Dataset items
## Begin
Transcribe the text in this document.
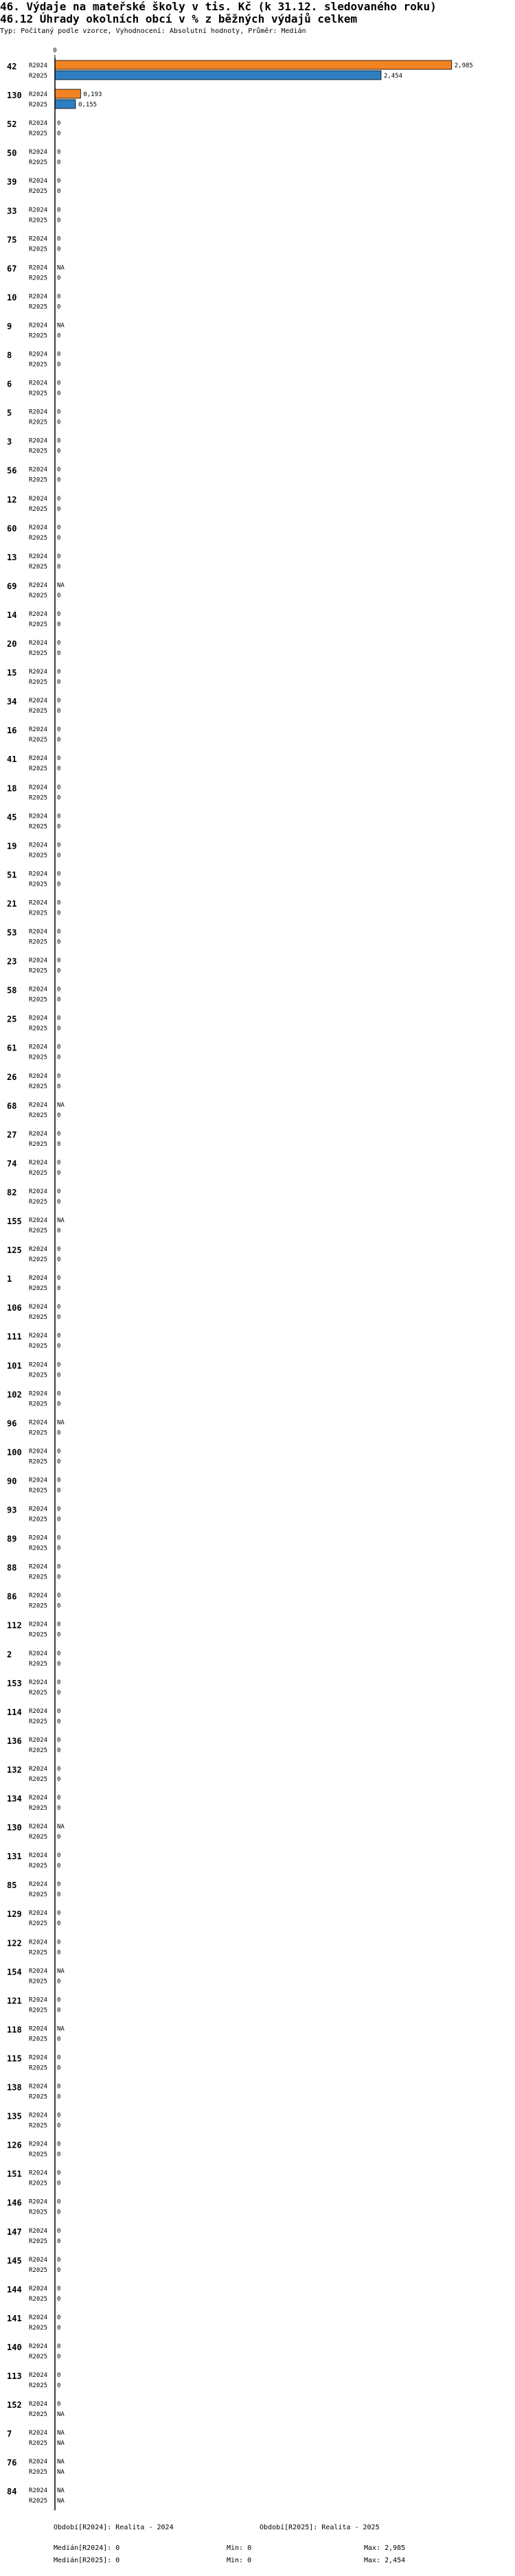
46. Výdaje na mateřské školy v tis. Kč (k 31.12. sledovaného roku)
46.12 Úhrady okolních obcí v % z běžných výdajů celkem
Typ: Počítaný podle vzorce, Vyhodnocení: Absolutní hodnoty, Průměr: Medián
0
42 R2024	2,985
R2025	2,454
130 R2024	0,193
R2025	0,155
52 R2024 0
R2025 0
50 R2024 0
R2025 0
39 R2024 0
R2025 0
33 R2024 0
R2025 0
75 R2024 0
R2025 0
67 R2024 NA
R2025 0
10 R2024 0
R2025 0
9	R2024 NA
R2025 0
8	R2024 0
R2025 0
6	R2024 0
R2025 0
5	R2024 0
R2025 0
3	R2024 0
R2025 0
56 R2024 0
R2025 0
12 R2024 0
R2025 0
60 R2024 0
R2025 0
13 R2024 0
R2025 0
69 R2024 NA
R2025 0
14 R2024 0
R2025 0
20 R2024 0
R2025 0
15 R2024 0
R2025 0
34 R2024 0
R2025 0
16 R2024 0
R2025 0
41 R2024 0
R2025 0
18 R2024 0
R2025 0
45 R2024 0
R2025 0
19 R2024 0
R2025 0
51 R2024 0
R2025 0
21 R2024 0
R2025 0
53 R2024 0
R2025 0
23 R2024 0
R2025 0
58 R2024 0
R2025 0
25 R2024 0
R2025 0
61 R2024 0
R2025 0
26 R2024 0
R2025 0
68 R2024 NA
R2025 0
27 R2024 0
R2025 0
74 R2024 0
R2025 0
82 R2024 0
R2025 0
155 R2024 NA
R2025 0
125 R2024 0
R2025 0
1	R2024 0
R2025 0
106 R2024 0
R2025 0
111 R2024 0
R2025 0
101 R2024 0
R2025 0
102 R2024 0
R2025 0
96 R2024 NA
R2025 0
100 R2024 0
R2025 0
90 R2024 0
R2025 0
93 R2024 0
R2025 0
89 R2024 0
R2025 0
88 R2024 0
R2025 0
86 R2024 0
R2025 0
112 R2024 0
R2025 0
2	R2024 0
R2025 0
153 R2024 0
R2025 0
114 R2024 0
R2025 0
136 R2024 0
R2025 0
132 R2024 0
R2025 0
134 R2024 0
R2025 0
130 R2024 NA
R2025 0
131 R2024 0
R2025 0
85 R2024 0
R2025 0
129 R2024 0
R2025 0
122 R2024 0
R2025 0
154 R2024 NA
R2025 0
121 R2024 0
R2025 0
118 R2024 NA
R2025 0
115 R2024 0
R2025 0
138 R2024 0
R2025 0
135 R2024 0
R2025 0
126 R2024 0
R2025 0
151 R2024 0
R2025 0
146 R2024 0
R2025 0
147 R2024 0
R2025 0
145 R2024 0
R2025 0
144 R2024 0
R2025 0
141 R2024 0
R2025 0
140 R2024 0
R2025 0
113 R2024 0
R2025 0
152 R2024 0
R2025 NA
7	R2024 NA
R2025 NA
76 R2024 NA
R2025 NA
84 R2024 NA
R2025 NA
Období[R2024]: Realita - 2024	Období[R2025]: Realita - 2025
Medián[R2024]: 0	Min: 0	Max: 2,985
Medián[R2025]: 0	Min: 0	Max: 2,454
## End
All the lines above are to be given again exactly as they read, with the pictures removed.

Transcribe the text in this document.
46. Výdaje na mateřské školy v tis. Kč (k 31.12. sledovaného roku)
46.12 Úhrady okolních obcí v % z běžných výdajů celkem
Typ: Počítaný podle vzorce, Vyhodnocení: Absolutní hodnoty, Průměr: Medián
0
42 R2024	2,985
R2025	2,454
130 R2024	0,193
R2025	0,155
52 R2024 0
R2025 0
50 R2024 0
R2025 0
39 R2024 0
R2025 0
33 R2024 0
R2025 0
75 R2024 0
R2025 0
67 R2024 NA
R2025 0
10 R2024 0
R2025 0
9	R2024 NA
R2025 0
8	R2024 0
R2025 0
6	R2024 0
R2025 0
5	R2024 0
R2025 0
3	R2024 0
R2025 0
56 R2024 0
R2025 0
12 R2024 0
R2025 0
60 R2024 0
R2025 0
13 R2024 0
R2025 0
69 R2024 NA
R2025 0
14 R2024 0
R2025 0
20 R2024 0
R2025 0
15 R2024 0
R2025 0
34 R2024 0
R2025 0
16 R2024 0
R2025 0
41 R2024 0
R2025 0
18 R2024 0
R2025 0
45 R2024 0
R2025 0
19 R2024 0
R2025 0
51 R2024 0
R2025 0
21 R2024 0
R2025 0
53 R2024 0
R2025 0
23 R2024 0
R2025 0
58 R2024 0
R2025 0
25 R2024 0
R2025 0
61 R2024 0
R2025 0
26 R2024 0
R2025 0
68 R2024 NA
R2025 0
27 R2024 0
R2025 0
74 R2024 0
R2025 0
82 R2024 0
R2025 0
155 R2024 NA
R2025 0
125 R2024 0
R2025 0
1	R2024 0
R2025 0
106 R2024 0
R2025 0
111 R2024 0
R2025 0
101 R2024 0
R2025 0
102 R2024 0
R2025 0
96 R2024 NA
R2025 0
100 R2024 0
R2025 0
90 R2024 0
R2025 0
93 R2024 0
R2025 0
89 R2024 0
R2025 0
88 R2024 0
R2025 0
86 R2024 0
R2025 0
112 R2024 0
R2025 0
2	R2024 0
R2025 0
153 R2024 0
R2025 0
114 R2024 0
R2025 0
136 R2024 0
R2025 0
132 R2024 0
R2025 0
134 R2024 0
R2025 0
130 R2024 NA
R2025 0
131 R2024 0
R2025 0
85 R2024 0
R2025 0
129 R2024 0
R2025 0
122 R2024 0
R2025 0
154 R2024 NA
R2025 0
121 R2024 0
R2025 0
118 R2024 NA
R2025 0
115 R2024 0
R2025 0
138 R2024 0
R2025 0
135 R2024 0
R2025 0
126 R2024 0
R2025 0
151 R2024 0
R2025 0
146 R2024 0
R2025 0
147 R2024 0
R2025 0
145 R2024 0
R2025 0
144 R2024 0
R2025 0
141 R2024 0
R2025 0
140 R2024 0
R2025 0
113 R2024 0
R2025 0
152 R2024 0
R2025 NA
7	R2024 NA
R2025 NA
76 R2024 NA
R2025 NA
84 R2024 NA
R2025 NA
Období[R2024]: Realita - 2024	Období[R2025]: Realita - 2025
Medián[R2024]: 0	Min: 0	Max: 2,985
Medián[R2025]: 0	Min: 0	Max: 2,454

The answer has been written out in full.